Data excerpts:

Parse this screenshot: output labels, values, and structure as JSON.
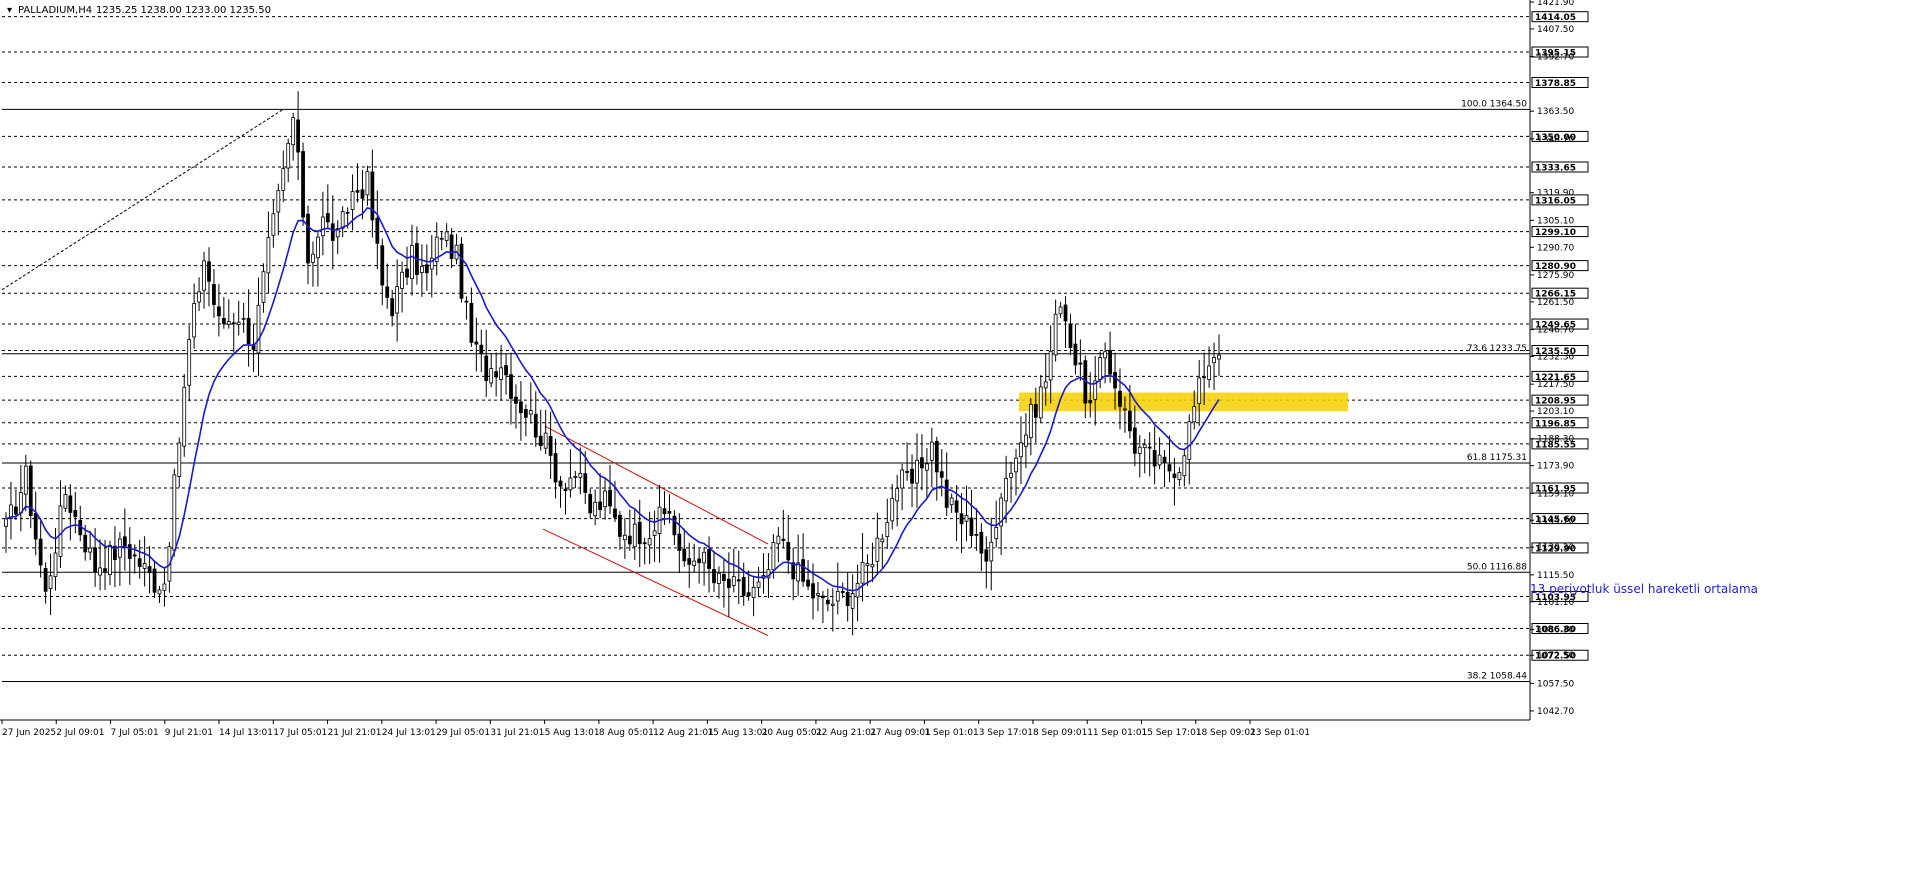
{
  "header": {
    "symbol": "PALLADIUM,H4",
    "ohlc": "1235.25 1238.00 1233.00 1235.50"
  },
  "annotation": "13 periyotluk üssel hareketli ortalama",
  "colors": {
    "background": "#ffffff",
    "candle": "#000000",
    "ema": "#1a1acc",
    "zone": "#f5d000",
    "channel": "#cc1111"
  },
  "chart_data": {
    "type": "candlestick",
    "ylim": [
      1040.0,
      1421.9
    ],
    "price_ticks": [
      "1421.90",
      "1407.50",
      "1392.70",
      "1363.50",
      "1348.70",
      "1319.90",
      "1305.10",
      "1290.70",
      "1275.90",
      "1261.50",
      "1246.70",
      "1232.30",
      "1217.50",
      "1203.10",
      "1188.30",
      "1173.90",
      "1159.10",
      "1144.70",
      "1130.30",
      "1115.50",
      "1101.10",
      "1086.30",
      "1072.50",
      "1057.50",
      "1042.70"
    ],
    "levels": [
      "1414.05",
      "1395.15",
      "1378.85",
      "1350.00",
      "1333.65",
      "1316.05",
      "1299.10",
      "1280.90",
      "1266.15",
      "1249.65",
      "1235.50",
      "1221.65",
      "1208.95",
      "1196.85",
      "1185.55",
      "1161.95",
      "1145.60",
      "1129.90",
      "1103.95",
      "1086.80",
      "1072.50"
    ],
    "current_price": "1235.50",
    "fibonacci": [
      {
        "label": "100.0 1364.50",
        "price": 1364.5
      },
      {
        "label": "73.6 1233.75",
        "price": 1233.75
      },
      {
        "label": "61.8 1175.31",
        "price": 1175.31
      },
      {
        "label": "50.0 1116.88",
        "price": 1116.88
      },
      {
        "label": "38.2 1058.44",
        "price": 1058.44
      }
    ],
    "time_labels": [
      "27 Jun 2025",
      "2 Jul 09:01",
      "7 Jul 05:01",
      "9 Jul 21:01",
      "14 Jul 13:01",
      "17 Jul 05:01",
      "21 Jul 21:01",
      "24 Jul 13:01",
      "29 Jul 05:01",
      "31 Jul 21:01",
      "5 Aug 13:01",
      "8 Aug 05:01",
      "12 Aug 21:01",
      "15 Aug 13:01",
      "20 Aug 05:01",
      "22 Aug 21:01",
      "27 Aug 09:01",
      "1 Sep 01:01",
      "3 Sep 17:01",
      "8 Sep 09:01",
      "11 Sep 01:01",
      "15 Sep 17:01",
      "18 Sep 09:01",
      "23 Sep 01:01"
    ],
    "bar_count": 305,
    "anchors": [
      [
        0,
        1140
      ],
      [
        4,
        1168
      ],
      [
        8,
        1105
      ],
      [
        12,
        1160
      ],
      [
        18,
        1120
      ],
      [
        24,
        1132
      ],
      [
        30,
        1112
      ],
      [
        32,
        1112
      ],
      [
        34,
        1162
      ],
      [
        37,
        1240
      ],
      [
        40,
        1285
      ],
      [
        43,
        1250
      ],
      [
        47,
        1255
      ],
      [
        50,
        1240
      ],
      [
        53,
        1290
      ],
      [
        56,
        1330
      ],
      [
        58,
        1360
      ],
      [
        61,
        1285
      ],
      [
        64,
        1305
      ],
      [
        67,
        1295
      ],
      [
        70,
        1320
      ],
      [
        73,
        1325
      ],
      [
        76,
        1270
      ],
      [
        78,
        1260
      ],
      [
        82,
        1285
      ],
      [
        85,
        1275
      ],
      [
        88,
        1300
      ],
      [
        91,
        1285
      ],
      [
        94,
        1240
      ],
      [
        97,
        1225
      ],
      [
        100,
        1230
      ],
      [
        103,
        1210
      ],
      [
        106,
        1200
      ],
      [
        109,
        1185
      ],
      [
        112,
        1165
      ],
      [
        115,
        1170
      ],
      [
        118,
        1150
      ],
      [
        121,
        1155
      ],
      [
        124,
        1140
      ],
      [
        127,
        1138
      ],
      [
        130,
        1140
      ],
      [
        134,
        1150
      ],
      [
        137,
        1118
      ],
      [
        140,
        1128
      ],
      [
        143,
        1112
      ],
      [
        146,
        1110
      ],
      [
        150,
        1105
      ],
      [
        153,
        1110
      ],
      [
        156,
        1135
      ],
      [
        159,
        1120
      ],
      [
        162,
        1108
      ],
      [
        165,
        1100
      ],
      [
        168,
        1102
      ],
      [
        171,
        1108
      ],
      [
        174,
        1120
      ],
      [
        177,
        1140
      ],
      [
        180,
        1165
      ],
      [
        183,
        1165
      ],
      [
        187,
        1185
      ],
      [
        190,
        1155
      ],
      [
        193,
        1145
      ],
      [
        196,
        1140
      ],
      [
        198,
        1118
      ],
      [
        201,
        1162
      ],
      [
        204,
        1180
      ],
      [
        207,
        1200
      ],
      [
        210,
        1220
      ],
      [
        213,
        1265
      ],
      [
        216,
        1230
      ],
      [
        219,
        1205
      ],
      [
        222,
        1235
      ],
      [
        225,
        1210
      ],
      [
        228,
        1185
      ],
      [
        231,
        1178
      ],
      [
        234,
        1172
      ],
      [
        237,
        1175
      ],
      [
        240,
        1205
      ],
      [
        242,
        1225
      ],
      [
        244,
        1235
      ],
      [
        245,
        1233
      ]
    ]
  }
}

### What you should do
Make a verbatim copy of all the entries and strip out the pictures.

### Completed task
Parse this screenshot: output labels, values, and structure as JSON.
{
  "header": {
    "symbol": "PALLADIUM,H4",
    "ohlc": "1235.25 1238.00 1233.00 1235.50"
  },
  "annotation": "13 periyotluk üssel hareketli ortalama",
  "colors": {
    "background": "#ffffff",
    "candle": "#000000",
    "ema": "#1a1acc",
    "zone": "#f5d000",
    "channel": "#cc1111"
  },
  "chart_data": {
    "type": "candlestick",
    "ylim": [
      1040.0,
      1421.9
    ],
    "price_ticks": [
      "1421.90",
      "1407.50",
      "1392.70",
      "1363.50",
      "1348.70",
      "1319.90",
      "1305.10",
      "1290.70",
      "1275.90",
      "1261.50",
      "1246.70",
      "1232.30",
      "1217.50",
      "1203.10",
      "1188.30",
      "1173.90",
      "1159.10",
      "1144.70",
      "1130.30",
      "1115.50",
      "1101.10",
      "1086.30",
      "1072.50",
      "1057.50",
      "1042.70"
    ],
    "levels": [
      "1414.05",
      "1395.15",
      "1378.85",
      "1350.00",
      "1333.65",
      "1316.05",
      "1299.10",
      "1280.90",
      "1266.15",
      "1249.65",
      "1235.50",
      "1221.65",
      "1208.95",
      "1196.85",
      "1185.55",
      "1161.95",
      "1145.60",
      "1129.90",
      "1103.95",
      "1086.80",
      "1072.50"
    ],
    "current_price": "1235.50",
    "fibonacci": [
      {
        "label": "100.0 1364.50",
        "price": 1364.5
      },
      {
        "label": "73.6 1233.75",
        "price": 1233.75
      },
      {
        "label": "61.8 1175.31",
        "price": 1175.31
      },
      {
        "label": "50.0 1116.88",
        "price": 1116.88
      },
      {
        "label": "38.2 1058.44",
        "price": 1058.44
      }
    ],
    "time_labels": [
      "27 Jun 2025",
      "2 Jul 09:01",
      "7 Jul 05:01",
      "9 Jul 21:01",
      "14 Jul 13:01",
      "17 Jul 05:01",
      "21 Jul 21:01",
      "24 Jul 13:01",
      "29 Jul 05:01",
      "31 Jul 21:01",
      "5 Aug 13:01",
      "8 Aug 05:01",
      "12 Aug 21:01",
      "15 Aug 13:01",
      "20 Aug 05:01",
      "22 Aug 21:01",
      "27 Aug 09:01",
      "1 Sep 01:01",
      "3 Sep 17:01",
      "8 Sep 09:01",
      "11 Sep 01:01",
      "15 Sep 17:01",
      "18 Sep 09:01",
      "23 Sep 01:01"
    ],
    "bar_count": 305,
    "anchors": [
      [
        0,
        1140
      ],
      [
        4,
        1168
      ],
      [
        8,
        1105
      ],
      [
        12,
        1160
      ],
      [
        18,
        1120
      ],
      [
        24,
        1132
      ],
      [
        30,
        1112
      ],
      [
        32,
        1112
      ],
      [
        34,
        1162
      ],
      [
        37,
        1240
      ],
      [
        40,
        1285
      ],
      [
        43,
        1250
      ],
      [
        47,
        1255
      ],
      [
        50,
        1240
      ],
      [
        53,
        1290
      ],
      [
        56,
        1330
      ],
      [
        58,
        1360
      ],
      [
        61,
        1285
      ],
      [
        64,
        1305
      ],
      [
        67,
        1295
      ],
      [
        70,
        1320
      ],
      [
        73,
        1325
      ],
      [
        76,
        1270
      ],
      [
        78,
        1260
      ],
      [
        82,
        1285
      ],
      [
        85,
        1275
      ],
      [
        88,
        1300
      ],
      [
        91,
        1285
      ],
      [
        94,
        1240
      ],
      [
        97,
        1225
      ],
      [
        100,
        1230
      ],
      [
        103,
        1210
      ],
      [
        106,
        1200
      ],
      [
        109,
        1185
      ],
      [
        112,
        1165
      ],
      [
        115,
        1170
      ],
      [
        118,
        1150
      ],
      [
        121,
        1155
      ],
      [
        124,
        1140
      ],
      [
        127,
        1138
      ],
      [
        130,
        1140
      ],
      [
        134,
        1150
      ],
      [
        137,
        1118
      ],
      [
        140,
        1128
      ],
      [
        143,
        1112
      ],
      [
        146,
        1110
      ],
      [
        150,
        1105
      ],
      [
        153,
        1110
      ],
      [
        156,
        1135
      ],
      [
        159,
        1120
      ],
      [
        162,
        1108
      ],
      [
        165,
        1100
      ],
      [
        168,
        1102
      ],
      [
        171,
        1108
      ],
      [
        174,
        1120
      ],
      [
        177,
        1140
      ],
      [
        180,
        1165
      ],
      [
        183,
        1165
      ],
      [
        187,
        1185
      ],
      [
        190,
        1155
      ],
      [
        193,
        1145
      ],
      [
        196,
        1140
      ],
      [
        198,
        1118
      ],
      [
        201,
        1162
      ],
      [
        204,
        1180
      ],
      [
        207,
        1200
      ],
      [
        210,
        1220
      ],
      [
        213,
        1265
      ],
      [
        216,
        1230
      ],
      [
        219,
        1205
      ],
      [
        222,
        1235
      ],
      [
        225,
        1210
      ],
      [
        228,
        1185
      ],
      [
        231,
        1178
      ],
      [
        234,
        1172
      ],
      [
        237,
        1175
      ],
      [
        240,
        1205
      ],
      [
        242,
        1225
      ],
      [
        244,
        1235
      ],
      [
        245,
        1233
      ]
    ]
  }
}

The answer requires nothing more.